--- Given information ---
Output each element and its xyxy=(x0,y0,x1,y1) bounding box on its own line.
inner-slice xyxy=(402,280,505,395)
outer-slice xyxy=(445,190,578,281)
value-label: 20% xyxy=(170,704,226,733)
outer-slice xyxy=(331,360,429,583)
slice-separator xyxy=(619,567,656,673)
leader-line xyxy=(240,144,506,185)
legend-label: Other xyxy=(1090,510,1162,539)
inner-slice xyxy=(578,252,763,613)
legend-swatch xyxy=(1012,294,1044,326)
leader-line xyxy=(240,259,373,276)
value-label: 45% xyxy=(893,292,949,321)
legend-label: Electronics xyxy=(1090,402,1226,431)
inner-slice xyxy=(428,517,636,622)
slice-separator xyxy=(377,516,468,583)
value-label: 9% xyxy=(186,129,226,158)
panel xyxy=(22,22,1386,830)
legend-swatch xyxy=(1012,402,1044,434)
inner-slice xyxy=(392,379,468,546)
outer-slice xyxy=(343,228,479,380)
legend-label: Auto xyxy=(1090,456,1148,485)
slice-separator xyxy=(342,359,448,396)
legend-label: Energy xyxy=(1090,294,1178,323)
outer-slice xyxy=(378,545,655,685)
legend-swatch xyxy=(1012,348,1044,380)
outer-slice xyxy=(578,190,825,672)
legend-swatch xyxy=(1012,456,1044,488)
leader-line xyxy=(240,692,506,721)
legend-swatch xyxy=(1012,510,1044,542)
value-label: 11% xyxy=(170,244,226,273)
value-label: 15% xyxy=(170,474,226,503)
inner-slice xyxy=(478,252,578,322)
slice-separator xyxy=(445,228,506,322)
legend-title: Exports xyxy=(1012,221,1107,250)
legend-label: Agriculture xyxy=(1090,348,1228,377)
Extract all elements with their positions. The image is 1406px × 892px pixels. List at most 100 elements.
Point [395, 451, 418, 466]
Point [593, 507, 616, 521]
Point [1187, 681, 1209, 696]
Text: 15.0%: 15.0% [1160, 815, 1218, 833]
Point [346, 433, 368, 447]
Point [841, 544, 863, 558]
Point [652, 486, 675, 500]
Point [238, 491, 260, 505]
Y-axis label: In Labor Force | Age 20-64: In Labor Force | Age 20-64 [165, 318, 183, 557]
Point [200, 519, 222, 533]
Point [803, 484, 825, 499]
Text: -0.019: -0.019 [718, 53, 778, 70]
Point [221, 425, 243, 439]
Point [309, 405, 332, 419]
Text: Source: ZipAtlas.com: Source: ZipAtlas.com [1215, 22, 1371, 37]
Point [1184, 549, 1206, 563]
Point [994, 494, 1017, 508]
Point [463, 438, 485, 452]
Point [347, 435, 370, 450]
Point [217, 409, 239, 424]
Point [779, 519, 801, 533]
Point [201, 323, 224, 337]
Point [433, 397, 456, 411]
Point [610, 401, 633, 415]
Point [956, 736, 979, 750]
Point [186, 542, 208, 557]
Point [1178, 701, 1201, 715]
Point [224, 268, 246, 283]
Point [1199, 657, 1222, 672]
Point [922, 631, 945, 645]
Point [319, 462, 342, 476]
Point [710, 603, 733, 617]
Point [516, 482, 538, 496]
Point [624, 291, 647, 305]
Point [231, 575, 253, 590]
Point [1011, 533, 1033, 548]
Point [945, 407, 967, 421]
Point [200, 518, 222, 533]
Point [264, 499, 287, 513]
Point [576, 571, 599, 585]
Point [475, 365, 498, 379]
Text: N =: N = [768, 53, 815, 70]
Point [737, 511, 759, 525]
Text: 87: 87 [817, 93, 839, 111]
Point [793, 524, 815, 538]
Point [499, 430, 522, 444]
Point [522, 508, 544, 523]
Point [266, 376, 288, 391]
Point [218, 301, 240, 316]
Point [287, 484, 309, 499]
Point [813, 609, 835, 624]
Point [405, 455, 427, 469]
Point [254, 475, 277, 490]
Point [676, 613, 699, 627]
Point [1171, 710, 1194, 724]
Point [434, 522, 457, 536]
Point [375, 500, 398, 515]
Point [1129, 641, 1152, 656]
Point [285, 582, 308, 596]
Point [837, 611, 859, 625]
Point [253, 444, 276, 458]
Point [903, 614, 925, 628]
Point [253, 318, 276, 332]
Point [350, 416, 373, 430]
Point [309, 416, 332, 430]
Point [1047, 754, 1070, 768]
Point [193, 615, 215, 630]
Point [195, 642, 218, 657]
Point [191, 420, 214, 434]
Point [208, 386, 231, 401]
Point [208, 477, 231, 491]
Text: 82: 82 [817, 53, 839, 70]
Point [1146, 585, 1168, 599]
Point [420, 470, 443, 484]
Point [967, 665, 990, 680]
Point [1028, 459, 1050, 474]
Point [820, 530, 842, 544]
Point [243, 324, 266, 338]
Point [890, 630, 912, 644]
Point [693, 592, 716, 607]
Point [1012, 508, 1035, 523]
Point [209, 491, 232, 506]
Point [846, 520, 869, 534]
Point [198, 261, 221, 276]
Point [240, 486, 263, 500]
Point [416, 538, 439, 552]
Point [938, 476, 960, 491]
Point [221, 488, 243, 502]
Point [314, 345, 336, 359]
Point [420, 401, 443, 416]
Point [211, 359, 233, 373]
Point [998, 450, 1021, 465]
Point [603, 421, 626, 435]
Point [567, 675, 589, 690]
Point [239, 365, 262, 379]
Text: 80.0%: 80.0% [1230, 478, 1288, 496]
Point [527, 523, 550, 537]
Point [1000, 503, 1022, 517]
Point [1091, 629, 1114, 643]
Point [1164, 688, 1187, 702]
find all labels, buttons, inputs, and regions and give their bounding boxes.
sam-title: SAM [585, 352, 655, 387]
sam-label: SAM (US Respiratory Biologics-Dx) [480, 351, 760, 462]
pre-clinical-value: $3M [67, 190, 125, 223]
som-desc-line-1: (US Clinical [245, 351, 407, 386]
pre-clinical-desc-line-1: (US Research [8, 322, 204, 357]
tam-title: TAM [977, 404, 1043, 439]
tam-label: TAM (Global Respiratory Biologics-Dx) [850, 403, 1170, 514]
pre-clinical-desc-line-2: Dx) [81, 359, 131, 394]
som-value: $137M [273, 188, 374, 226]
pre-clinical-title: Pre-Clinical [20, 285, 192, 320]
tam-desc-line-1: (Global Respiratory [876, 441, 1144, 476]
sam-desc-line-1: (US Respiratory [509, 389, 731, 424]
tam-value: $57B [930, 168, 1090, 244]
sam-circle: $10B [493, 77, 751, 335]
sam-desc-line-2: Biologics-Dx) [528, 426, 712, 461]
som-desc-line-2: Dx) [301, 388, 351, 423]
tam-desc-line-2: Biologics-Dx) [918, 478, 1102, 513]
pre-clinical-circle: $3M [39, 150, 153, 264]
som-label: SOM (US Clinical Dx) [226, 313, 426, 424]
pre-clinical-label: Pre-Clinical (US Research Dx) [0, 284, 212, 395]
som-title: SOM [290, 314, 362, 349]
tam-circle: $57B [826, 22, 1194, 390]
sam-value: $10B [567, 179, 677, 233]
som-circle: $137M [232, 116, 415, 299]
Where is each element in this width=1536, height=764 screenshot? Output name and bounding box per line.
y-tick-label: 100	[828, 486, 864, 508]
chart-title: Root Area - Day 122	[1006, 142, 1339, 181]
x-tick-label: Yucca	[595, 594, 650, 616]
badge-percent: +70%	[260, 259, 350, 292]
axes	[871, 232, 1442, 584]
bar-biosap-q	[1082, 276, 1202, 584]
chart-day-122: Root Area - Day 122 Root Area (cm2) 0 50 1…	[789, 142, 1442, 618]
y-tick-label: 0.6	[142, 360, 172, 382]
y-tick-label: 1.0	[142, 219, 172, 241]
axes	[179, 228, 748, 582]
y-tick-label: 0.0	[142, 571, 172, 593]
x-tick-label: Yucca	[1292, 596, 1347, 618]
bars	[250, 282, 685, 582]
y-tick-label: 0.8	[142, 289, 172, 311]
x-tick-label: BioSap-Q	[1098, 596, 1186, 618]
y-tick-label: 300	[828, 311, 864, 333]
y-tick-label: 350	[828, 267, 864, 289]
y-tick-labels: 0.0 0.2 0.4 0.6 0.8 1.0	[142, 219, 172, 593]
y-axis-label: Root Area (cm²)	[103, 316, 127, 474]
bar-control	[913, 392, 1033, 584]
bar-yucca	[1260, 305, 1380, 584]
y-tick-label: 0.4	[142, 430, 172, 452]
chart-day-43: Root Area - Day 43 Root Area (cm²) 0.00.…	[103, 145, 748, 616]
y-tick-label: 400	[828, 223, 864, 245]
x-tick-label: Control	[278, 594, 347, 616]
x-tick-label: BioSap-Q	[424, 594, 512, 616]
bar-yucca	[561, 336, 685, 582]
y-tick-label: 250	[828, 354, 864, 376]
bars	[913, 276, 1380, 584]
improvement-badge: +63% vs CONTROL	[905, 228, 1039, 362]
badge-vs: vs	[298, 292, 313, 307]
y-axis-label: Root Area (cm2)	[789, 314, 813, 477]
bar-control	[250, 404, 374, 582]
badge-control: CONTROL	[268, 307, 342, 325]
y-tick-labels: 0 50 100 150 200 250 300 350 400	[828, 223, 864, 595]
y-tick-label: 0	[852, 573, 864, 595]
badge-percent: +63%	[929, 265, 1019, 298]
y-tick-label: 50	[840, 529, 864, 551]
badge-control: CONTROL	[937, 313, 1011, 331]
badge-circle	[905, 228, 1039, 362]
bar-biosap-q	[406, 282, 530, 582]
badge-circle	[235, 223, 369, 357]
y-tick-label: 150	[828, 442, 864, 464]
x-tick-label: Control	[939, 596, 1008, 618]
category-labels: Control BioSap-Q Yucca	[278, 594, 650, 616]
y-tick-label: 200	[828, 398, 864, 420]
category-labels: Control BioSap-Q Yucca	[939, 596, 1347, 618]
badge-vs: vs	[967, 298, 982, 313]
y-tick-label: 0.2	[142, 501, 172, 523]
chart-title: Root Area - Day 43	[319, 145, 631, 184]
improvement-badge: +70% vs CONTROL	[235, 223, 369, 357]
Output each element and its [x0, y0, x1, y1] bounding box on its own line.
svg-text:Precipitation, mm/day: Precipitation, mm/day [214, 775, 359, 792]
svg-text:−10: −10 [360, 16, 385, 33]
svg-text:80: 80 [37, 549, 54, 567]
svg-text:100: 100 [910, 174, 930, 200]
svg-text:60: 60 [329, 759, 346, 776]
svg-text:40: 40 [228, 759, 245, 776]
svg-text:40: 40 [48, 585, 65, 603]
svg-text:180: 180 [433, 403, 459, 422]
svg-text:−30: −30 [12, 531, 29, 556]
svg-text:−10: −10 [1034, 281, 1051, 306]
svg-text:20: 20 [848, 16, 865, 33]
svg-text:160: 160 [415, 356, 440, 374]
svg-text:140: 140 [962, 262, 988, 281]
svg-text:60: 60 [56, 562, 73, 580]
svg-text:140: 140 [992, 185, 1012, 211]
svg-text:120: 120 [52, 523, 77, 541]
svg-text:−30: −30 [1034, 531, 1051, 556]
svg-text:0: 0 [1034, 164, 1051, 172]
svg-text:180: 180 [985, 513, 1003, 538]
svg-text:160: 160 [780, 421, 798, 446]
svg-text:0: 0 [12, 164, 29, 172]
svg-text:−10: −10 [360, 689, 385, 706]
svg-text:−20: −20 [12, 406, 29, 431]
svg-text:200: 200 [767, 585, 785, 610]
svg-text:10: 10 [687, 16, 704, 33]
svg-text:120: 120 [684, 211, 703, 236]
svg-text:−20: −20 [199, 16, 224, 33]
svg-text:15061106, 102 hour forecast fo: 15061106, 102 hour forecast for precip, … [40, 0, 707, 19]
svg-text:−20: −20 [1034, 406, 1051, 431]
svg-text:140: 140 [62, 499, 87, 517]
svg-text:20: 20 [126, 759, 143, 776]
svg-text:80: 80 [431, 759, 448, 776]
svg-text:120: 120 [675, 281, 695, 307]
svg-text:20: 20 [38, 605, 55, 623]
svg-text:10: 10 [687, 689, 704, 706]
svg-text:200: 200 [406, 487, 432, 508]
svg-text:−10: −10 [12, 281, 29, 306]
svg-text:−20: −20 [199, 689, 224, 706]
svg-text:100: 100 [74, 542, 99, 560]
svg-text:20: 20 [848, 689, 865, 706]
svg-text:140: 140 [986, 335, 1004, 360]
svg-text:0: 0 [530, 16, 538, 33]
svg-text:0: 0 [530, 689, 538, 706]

--- Aim of the task ---
Retype the entries word for word, from the first line through the line containing "slice-separator xyxy=(445,228,506,322)", including both.

--- Solution to this problem ---
Output each element and its xyxy=(x0,y0,x1,y1) bounding box on its own line.
inner-slice xyxy=(402,280,505,395)
outer-slice xyxy=(445,190,578,281)
value-label: 20% xyxy=(170,704,226,733)
outer-slice xyxy=(331,360,429,583)
slice-separator xyxy=(619,567,656,673)
leader-line xyxy=(240,144,506,185)
legend-label: Other xyxy=(1090,510,1162,539)
inner-slice xyxy=(578,252,763,613)
legend-swatch xyxy=(1012,294,1044,326)
leader-line xyxy=(240,259,373,276)
value-label: 45% xyxy=(893,292,949,321)
legend-label: Electronics xyxy=(1090,402,1226,431)
inner-slice xyxy=(428,517,636,622)
slice-separator xyxy=(377,516,468,583)
value-label: 9% xyxy=(186,129,226,158)
panel xyxy=(22,22,1386,830)
legend-swatch xyxy=(1012,402,1044,434)
inner-slice xyxy=(392,379,468,546)
outer-slice xyxy=(343,228,479,380)
legend-label: Auto xyxy=(1090,456,1148,485)
slice-separator xyxy=(342,359,448,396)
legend-label: Energy xyxy=(1090,294,1178,323)
outer-slice xyxy=(378,545,655,685)
legend-swatch xyxy=(1012,348,1044,380)
outer-slice xyxy=(578,190,825,672)
legend-swatch xyxy=(1012,456,1044,488)
leader-line xyxy=(240,692,506,721)
legend-swatch xyxy=(1012,510,1044,542)
value-label: 11% xyxy=(170,244,226,273)
value-label: 15% xyxy=(170,474,226,503)
inner-slice xyxy=(478,252,578,322)
slice-separator xyxy=(445,228,506,322)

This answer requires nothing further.